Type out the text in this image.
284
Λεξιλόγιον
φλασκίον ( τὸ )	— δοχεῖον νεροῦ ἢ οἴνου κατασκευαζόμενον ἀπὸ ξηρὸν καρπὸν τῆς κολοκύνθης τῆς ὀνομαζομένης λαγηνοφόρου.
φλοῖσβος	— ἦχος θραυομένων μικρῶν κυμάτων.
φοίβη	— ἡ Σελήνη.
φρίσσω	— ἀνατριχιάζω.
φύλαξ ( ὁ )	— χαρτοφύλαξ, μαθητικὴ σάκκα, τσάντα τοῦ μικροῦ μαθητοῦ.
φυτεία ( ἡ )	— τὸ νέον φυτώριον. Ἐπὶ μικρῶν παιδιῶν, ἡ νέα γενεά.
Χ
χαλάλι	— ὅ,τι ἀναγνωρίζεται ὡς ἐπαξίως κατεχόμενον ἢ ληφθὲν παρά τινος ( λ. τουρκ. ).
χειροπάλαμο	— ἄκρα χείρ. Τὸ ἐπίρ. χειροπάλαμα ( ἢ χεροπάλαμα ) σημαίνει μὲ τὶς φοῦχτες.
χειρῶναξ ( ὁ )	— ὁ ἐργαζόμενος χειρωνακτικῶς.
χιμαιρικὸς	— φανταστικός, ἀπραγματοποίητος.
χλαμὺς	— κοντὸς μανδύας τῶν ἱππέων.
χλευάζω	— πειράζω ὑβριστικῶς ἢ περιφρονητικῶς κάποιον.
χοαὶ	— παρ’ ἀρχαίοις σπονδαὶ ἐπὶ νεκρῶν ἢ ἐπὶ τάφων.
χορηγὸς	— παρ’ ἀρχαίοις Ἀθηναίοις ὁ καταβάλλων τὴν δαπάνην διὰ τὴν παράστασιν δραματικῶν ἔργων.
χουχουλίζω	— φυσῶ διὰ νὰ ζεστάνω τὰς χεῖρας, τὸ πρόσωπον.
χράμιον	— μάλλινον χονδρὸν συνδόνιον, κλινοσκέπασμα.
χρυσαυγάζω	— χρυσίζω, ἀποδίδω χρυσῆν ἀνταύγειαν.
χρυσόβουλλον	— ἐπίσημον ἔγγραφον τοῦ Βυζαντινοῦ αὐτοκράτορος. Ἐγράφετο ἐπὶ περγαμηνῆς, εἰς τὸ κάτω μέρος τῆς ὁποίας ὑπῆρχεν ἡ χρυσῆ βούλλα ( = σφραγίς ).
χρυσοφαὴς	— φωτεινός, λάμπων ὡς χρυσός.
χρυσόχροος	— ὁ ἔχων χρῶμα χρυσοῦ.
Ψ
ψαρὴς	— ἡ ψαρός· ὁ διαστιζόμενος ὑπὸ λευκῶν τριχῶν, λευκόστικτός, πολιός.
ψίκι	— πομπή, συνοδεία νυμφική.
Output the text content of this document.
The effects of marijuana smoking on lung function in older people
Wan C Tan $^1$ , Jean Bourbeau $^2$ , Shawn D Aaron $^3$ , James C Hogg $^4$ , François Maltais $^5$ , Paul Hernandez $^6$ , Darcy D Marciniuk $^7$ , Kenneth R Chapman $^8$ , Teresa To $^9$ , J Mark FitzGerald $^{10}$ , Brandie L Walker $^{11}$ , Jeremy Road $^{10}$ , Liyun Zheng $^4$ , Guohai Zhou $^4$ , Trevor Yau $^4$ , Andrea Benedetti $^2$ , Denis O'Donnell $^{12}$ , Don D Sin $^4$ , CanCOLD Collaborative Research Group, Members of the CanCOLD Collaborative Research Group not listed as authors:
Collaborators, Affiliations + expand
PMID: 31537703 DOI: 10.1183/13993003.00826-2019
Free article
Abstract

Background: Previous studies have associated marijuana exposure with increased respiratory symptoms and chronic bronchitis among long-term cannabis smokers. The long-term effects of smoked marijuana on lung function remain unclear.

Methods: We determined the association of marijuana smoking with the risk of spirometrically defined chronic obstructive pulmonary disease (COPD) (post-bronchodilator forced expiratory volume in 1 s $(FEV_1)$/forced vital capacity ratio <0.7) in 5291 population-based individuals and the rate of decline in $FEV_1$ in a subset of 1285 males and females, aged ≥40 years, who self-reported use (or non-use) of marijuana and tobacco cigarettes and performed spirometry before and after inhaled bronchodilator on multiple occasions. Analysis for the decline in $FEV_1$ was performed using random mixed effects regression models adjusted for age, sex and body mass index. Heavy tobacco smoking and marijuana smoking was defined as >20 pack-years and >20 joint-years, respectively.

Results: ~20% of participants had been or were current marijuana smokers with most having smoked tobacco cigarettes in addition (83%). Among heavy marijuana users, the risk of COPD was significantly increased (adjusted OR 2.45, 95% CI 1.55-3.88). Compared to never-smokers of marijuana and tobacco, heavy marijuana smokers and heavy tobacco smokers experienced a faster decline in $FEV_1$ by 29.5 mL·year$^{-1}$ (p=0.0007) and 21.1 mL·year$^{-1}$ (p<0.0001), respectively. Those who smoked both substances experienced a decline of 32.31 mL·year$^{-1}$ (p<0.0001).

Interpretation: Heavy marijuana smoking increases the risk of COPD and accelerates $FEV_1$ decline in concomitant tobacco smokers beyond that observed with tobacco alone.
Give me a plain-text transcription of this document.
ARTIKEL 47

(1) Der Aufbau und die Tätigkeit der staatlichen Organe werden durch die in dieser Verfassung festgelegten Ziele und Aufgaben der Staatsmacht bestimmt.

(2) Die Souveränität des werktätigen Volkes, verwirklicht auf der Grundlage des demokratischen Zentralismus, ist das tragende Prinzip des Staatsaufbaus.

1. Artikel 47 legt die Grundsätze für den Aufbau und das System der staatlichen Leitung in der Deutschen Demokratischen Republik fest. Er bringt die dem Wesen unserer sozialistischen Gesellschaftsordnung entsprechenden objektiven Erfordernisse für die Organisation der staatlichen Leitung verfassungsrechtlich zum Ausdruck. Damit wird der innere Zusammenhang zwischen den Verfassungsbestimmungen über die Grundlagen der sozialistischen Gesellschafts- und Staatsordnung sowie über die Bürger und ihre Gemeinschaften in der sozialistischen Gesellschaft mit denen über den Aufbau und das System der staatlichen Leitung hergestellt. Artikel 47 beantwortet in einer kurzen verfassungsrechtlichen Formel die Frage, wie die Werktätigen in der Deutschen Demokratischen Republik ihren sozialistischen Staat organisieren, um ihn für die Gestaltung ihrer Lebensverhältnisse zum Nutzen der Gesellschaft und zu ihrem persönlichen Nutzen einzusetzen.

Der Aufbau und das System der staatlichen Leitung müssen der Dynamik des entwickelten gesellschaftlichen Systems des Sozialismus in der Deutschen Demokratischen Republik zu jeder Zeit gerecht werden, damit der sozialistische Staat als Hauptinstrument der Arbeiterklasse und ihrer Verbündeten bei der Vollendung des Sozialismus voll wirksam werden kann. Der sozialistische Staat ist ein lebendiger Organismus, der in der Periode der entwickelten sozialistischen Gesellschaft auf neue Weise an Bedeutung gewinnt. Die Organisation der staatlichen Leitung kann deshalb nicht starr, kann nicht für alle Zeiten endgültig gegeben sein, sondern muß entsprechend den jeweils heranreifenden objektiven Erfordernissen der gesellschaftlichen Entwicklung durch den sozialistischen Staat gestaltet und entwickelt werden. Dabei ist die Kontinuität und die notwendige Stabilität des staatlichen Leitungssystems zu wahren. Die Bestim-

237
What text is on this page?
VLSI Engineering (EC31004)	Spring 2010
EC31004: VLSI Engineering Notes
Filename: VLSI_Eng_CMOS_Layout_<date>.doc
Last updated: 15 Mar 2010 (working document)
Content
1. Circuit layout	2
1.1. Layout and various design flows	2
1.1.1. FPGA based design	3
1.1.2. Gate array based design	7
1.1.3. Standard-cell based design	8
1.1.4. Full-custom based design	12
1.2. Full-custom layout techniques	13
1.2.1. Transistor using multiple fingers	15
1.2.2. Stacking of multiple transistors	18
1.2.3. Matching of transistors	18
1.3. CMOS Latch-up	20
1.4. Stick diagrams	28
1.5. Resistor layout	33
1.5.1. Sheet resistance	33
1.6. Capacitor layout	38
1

-=-=-

Each line from the one containing "What text is on this page?" to the end of the records should be echoed exactly, and no other line.

What text is on this page?
VLSI Engineering (EC31004)	Spring 2010
EC31004: VLSI Engineering Notes
Filename: VLSI_Eng_CMOS_Layout_<date>.doc
Last updated: 15 Mar 2010 (working document)
Content
1. Circuit layout	2
1.1. Layout and various design flows	2
1.1.1. FPGA based design	3
1.1.2. Gate array based design	7
1.1.3. Standard-cell based design	8
1.1.4. Full-custom based design	12
1.2. Full-custom layout techniques	13
1.2.1. Transistor using multiple fingers	15
1.2.2. Stacking of multiple transistors	18
1.2.3. Matching of transistors	18
1.3. CMOS Latch-up	20
1.4. Stick diagrams	28
1.5. Resistor layout	33
1.5.1. Sheet resistance	33
1.6. Capacitor layout	38
1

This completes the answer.